▸ **RECORDS TO PROCESS**:
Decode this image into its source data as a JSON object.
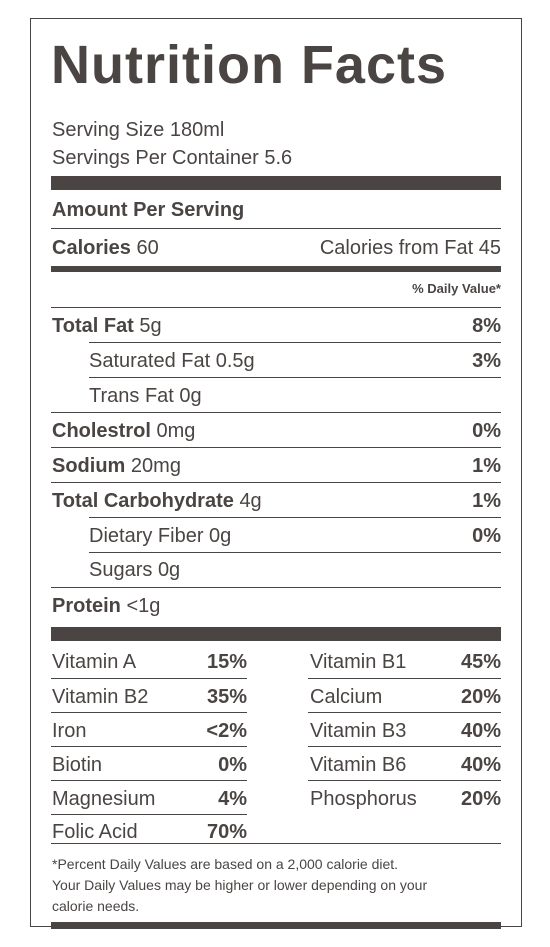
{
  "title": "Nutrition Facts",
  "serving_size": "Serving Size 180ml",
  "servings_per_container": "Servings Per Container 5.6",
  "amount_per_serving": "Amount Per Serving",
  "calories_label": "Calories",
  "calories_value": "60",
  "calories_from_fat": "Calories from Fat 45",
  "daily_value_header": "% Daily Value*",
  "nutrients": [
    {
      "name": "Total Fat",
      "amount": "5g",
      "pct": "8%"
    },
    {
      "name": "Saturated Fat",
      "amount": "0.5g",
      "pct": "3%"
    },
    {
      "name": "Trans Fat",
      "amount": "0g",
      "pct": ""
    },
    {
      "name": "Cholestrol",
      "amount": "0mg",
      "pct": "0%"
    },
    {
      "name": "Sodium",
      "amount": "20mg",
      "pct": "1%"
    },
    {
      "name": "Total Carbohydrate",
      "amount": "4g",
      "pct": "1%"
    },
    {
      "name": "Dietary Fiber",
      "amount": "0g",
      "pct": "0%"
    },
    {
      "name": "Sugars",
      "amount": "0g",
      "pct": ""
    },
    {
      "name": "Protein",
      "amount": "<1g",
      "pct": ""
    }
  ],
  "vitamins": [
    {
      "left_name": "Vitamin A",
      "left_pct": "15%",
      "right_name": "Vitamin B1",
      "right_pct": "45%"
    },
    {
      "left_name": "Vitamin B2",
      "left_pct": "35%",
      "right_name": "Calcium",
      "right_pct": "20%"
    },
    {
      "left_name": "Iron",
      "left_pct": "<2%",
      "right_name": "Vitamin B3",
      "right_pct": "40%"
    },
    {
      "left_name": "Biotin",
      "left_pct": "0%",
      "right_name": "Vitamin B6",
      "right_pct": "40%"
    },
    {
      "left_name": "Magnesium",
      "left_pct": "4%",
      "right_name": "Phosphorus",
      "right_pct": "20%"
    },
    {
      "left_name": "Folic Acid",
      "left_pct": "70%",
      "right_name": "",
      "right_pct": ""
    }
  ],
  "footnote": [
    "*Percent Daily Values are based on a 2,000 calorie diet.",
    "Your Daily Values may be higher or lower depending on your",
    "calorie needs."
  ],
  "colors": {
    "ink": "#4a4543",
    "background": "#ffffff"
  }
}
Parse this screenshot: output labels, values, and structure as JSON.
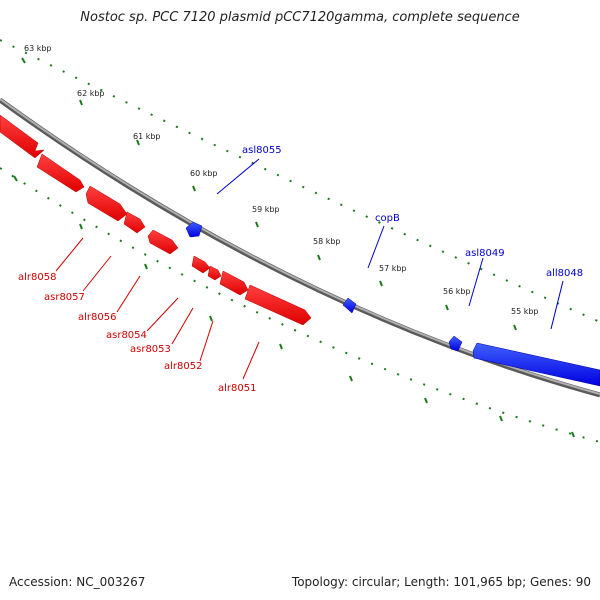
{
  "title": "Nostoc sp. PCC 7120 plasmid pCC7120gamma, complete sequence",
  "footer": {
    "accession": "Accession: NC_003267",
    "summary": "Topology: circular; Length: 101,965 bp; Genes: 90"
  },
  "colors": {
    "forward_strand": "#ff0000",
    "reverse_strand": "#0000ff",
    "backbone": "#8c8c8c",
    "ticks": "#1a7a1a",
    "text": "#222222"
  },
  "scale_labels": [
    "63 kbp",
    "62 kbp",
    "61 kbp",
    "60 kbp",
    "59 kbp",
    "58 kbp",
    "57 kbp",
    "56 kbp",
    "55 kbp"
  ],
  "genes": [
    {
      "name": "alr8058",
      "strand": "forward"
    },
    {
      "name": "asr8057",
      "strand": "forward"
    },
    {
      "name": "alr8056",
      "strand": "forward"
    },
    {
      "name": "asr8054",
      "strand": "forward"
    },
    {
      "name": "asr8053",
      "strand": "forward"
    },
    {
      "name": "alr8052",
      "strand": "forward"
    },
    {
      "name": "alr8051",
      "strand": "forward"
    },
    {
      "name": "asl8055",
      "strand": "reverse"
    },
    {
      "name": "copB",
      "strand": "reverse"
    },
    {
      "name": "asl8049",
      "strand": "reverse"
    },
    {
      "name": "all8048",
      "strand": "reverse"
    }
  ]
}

▸ **WORK INSTRUCTION**: Because only the text is wanted, copy each record above precisely and omit its pictures.

▸ **WRITTEN ANSWER**:
Decode this image into its source data as a JSON object.
{
  "title": "Nutrition Facts",
  "serving_size": "Serving Size 180ml",
  "servings_per_container": "Servings Per Container 5.6",
  "amount_per_serving": "Amount Per Serving",
  "calories_label": "Calories",
  "calories_value": "60",
  "calories_from_fat": "Calories from Fat 45",
  "daily_value_header": "% Daily Value*",
  "nutrients": [
    {
      "name": "Total Fat",
      "amount": "5g",
      "pct": "8%"
    },
    {
      "name": "Saturated Fat",
      "amount": "0.5g",
      "pct": "3%"
    },
    {
      "name": "Trans Fat",
      "amount": "0g",
      "pct": ""
    },
    {
      "name": "Cholestrol",
      "amount": "0mg",
      "pct": "0%"
    },
    {
      "name": "Sodium",
      "amount": "20mg",
      "pct": "1%"
    },
    {
      "name": "Total Carbohydrate",
      "amount": "4g",
      "pct": "1%"
    },
    {
      "name": "Dietary Fiber",
      "amount": "0g",
      "pct": "0%"
    },
    {
      "name": "Sugars",
      "amount": "0g",
      "pct": ""
    },
    {
      "name": "Protein",
      "amount": "<1g",
      "pct": ""
    }
  ],
  "vitamins": [
    {
      "left_name": "Vitamin A",
      "left_pct": "15%",
      "right_name": "Vitamin B1",
      "right_pct": "45%"
    },
    {
      "left_name": "Vitamin B2",
      "left_pct": "35%",
      "right_name": "Calcium",
      "right_pct": "20%"
    },
    {
      "left_name": "Iron",
      "left_pct": "<2%",
      "right_name": "Vitamin B3",
      "right_pct": "40%"
    },
    {
      "left_name": "Biotin",
      "left_pct": "0%",
      "right_name": "Vitamin B6",
      "right_pct": "40%"
    },
    {
      "left_name": "Magnesium",
      "left_pct": "4%",
      "right_name": "Phosphorus",
      "right_pct": "20%"
    },
    {
      "left_name": "Folic Acid",
      "left_pct": "70%",
      "right_name": "",
      "right_pct": ""
    }
  ],
  "footnote": [
    "*Percent Daily Values are based on a 2,000 calorie diet.",
    "Your Daily Values may be higher or lower depending on your",
    "calorie needs."
  ],
  "colors": {
    "ink": "#4a4543",
    "background": "#ffffff"
  }
}
Parse this screenshot: output labels, values, and structure as JSON.
{
  "title": "Nostoc sp. PCC 7120 plasmid pCC7120gamma, complete sequence",
  "footer": {
    "accession": "Accession: NC_003267",
    "summary": "Topology: circular; Length: 101,965 bp; Genes: 90"
  },
  "colors": {
    "forward_strand": "#ff0000",
    "reverse_strand": "#0000ff",
    "backbone": "#8c8c8c",
    "ticks": "#1a7a1a",
    "text": "#222222"
  },
  "scale_labels": [
    "63 kbp",
    "62 kbp",
    "61 kbp",
    "60 kbp",
    "59 kbp",
    "58 kbp",
    "57 kbp",
    "56 kbp",
    "55 kbp"
  ],
  "genes": [
    {
      "name": "alr8058",
      "strand": "forward"
    },
    {
      "name": "asr8057",
      "strand": "forward"
    },
    {
      "name": "alr8056",
      "strand": "forward"
    },
    {
      "name": "asr8054",
      "strand": "forward"
    },
    {
      "name": "asr8053",
      "strand": "forward"
    },
    {
      "name": "alr8052",
      "strand": "forward"
    },
    {
      "name": "alr8051",
      "strand": "forward"
    },
    {
      "name": "asl8055",
      "strand": "reverse"
    },
    {
      "name": "copB",
      "strand": "reverse"
    },
    {
      "name": "asl8049",
      "strand": "reverse"
    },
    {
      "name": "all8048",
      "strand": "reverse"
    }
  ]
}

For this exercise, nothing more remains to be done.